PROBLEM TO SOLVE
Give the number of lines containing the word "tote", and nothing else.

RECORDS PROVIDED

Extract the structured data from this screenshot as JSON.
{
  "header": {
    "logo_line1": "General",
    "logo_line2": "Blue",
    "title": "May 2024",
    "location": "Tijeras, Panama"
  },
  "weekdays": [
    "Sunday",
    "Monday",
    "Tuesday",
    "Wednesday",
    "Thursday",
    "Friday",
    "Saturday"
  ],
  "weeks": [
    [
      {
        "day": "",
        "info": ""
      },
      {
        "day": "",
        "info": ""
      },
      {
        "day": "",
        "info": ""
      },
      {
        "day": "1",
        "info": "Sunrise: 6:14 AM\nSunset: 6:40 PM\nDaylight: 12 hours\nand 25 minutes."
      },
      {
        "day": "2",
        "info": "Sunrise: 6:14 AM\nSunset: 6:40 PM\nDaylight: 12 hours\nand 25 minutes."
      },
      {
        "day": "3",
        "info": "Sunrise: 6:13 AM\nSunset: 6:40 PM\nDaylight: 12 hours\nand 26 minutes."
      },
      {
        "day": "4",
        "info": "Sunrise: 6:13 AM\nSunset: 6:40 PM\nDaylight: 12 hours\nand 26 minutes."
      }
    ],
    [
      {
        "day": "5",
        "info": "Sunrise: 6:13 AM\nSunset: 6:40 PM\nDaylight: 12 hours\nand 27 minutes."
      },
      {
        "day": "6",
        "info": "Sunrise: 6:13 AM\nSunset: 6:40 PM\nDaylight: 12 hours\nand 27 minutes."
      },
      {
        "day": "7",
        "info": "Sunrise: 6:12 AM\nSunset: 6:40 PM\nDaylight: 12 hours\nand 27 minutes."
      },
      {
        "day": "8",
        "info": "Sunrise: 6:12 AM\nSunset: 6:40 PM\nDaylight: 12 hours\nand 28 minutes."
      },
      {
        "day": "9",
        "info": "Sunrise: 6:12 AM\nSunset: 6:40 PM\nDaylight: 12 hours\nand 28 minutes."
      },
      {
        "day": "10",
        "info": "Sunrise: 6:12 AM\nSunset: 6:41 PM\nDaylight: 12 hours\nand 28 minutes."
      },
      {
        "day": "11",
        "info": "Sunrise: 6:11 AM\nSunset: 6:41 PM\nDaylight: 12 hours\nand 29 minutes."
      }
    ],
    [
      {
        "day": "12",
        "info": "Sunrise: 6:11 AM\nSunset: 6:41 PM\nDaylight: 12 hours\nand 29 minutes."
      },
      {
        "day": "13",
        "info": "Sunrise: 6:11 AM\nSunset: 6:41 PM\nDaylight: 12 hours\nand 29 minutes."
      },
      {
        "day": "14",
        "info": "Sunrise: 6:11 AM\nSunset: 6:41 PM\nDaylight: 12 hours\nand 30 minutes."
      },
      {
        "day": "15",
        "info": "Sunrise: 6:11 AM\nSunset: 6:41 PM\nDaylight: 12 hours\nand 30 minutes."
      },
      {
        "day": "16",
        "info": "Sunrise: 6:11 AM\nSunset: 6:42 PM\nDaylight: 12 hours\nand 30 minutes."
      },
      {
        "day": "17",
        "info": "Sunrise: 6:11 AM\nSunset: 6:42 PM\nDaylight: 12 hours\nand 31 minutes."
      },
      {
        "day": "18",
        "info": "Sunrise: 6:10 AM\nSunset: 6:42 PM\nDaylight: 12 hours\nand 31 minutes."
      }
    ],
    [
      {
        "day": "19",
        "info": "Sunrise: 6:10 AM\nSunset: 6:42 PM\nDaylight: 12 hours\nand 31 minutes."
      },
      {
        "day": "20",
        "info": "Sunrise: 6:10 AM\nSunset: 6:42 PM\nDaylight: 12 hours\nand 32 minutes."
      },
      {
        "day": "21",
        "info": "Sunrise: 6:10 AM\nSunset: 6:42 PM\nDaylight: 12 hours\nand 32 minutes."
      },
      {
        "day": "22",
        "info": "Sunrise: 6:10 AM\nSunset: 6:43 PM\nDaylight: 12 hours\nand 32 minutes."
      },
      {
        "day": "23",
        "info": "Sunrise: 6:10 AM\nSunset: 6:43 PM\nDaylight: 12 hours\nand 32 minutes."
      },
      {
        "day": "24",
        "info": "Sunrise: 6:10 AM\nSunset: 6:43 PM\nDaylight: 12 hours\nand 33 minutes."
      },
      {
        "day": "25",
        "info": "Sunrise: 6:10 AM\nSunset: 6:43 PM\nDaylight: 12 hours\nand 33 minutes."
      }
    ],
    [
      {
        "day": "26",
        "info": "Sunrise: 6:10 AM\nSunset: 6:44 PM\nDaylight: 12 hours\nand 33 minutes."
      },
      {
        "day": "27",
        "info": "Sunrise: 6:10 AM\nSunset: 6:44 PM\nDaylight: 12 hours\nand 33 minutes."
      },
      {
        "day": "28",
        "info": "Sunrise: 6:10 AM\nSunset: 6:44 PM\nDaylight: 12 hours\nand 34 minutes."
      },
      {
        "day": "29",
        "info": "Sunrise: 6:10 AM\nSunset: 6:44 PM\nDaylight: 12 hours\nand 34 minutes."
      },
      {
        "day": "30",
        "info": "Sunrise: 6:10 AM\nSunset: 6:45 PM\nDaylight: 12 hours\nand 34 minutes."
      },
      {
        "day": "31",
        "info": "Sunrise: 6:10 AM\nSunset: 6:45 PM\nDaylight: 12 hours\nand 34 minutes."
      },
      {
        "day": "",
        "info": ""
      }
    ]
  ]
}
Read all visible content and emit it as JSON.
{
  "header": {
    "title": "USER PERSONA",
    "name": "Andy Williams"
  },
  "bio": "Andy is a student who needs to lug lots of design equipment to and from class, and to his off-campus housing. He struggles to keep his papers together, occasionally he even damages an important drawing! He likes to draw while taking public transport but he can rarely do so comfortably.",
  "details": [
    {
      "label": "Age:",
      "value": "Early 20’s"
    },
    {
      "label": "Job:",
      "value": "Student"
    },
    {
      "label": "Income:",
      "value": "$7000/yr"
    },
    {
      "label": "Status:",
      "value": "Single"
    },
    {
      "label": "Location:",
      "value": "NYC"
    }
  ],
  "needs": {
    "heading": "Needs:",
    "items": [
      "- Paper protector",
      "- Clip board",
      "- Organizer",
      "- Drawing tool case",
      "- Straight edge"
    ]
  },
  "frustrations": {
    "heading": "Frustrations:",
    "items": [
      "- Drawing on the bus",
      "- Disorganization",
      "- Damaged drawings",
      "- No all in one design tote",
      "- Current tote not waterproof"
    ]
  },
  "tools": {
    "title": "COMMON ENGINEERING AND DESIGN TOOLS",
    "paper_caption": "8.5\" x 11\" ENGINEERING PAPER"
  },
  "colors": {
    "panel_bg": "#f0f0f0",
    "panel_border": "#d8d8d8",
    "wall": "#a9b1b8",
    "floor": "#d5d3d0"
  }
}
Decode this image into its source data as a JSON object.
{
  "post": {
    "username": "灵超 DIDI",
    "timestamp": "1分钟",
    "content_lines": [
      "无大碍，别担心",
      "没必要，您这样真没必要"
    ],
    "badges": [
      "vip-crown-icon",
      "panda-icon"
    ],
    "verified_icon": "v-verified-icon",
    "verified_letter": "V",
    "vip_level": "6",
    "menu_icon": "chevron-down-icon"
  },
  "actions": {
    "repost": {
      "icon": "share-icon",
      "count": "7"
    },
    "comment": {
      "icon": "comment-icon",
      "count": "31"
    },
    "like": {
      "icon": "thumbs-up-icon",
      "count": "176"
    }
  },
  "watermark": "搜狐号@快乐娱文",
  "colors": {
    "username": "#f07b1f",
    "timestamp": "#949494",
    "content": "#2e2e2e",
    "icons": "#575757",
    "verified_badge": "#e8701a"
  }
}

CORRECT OUTPUT
2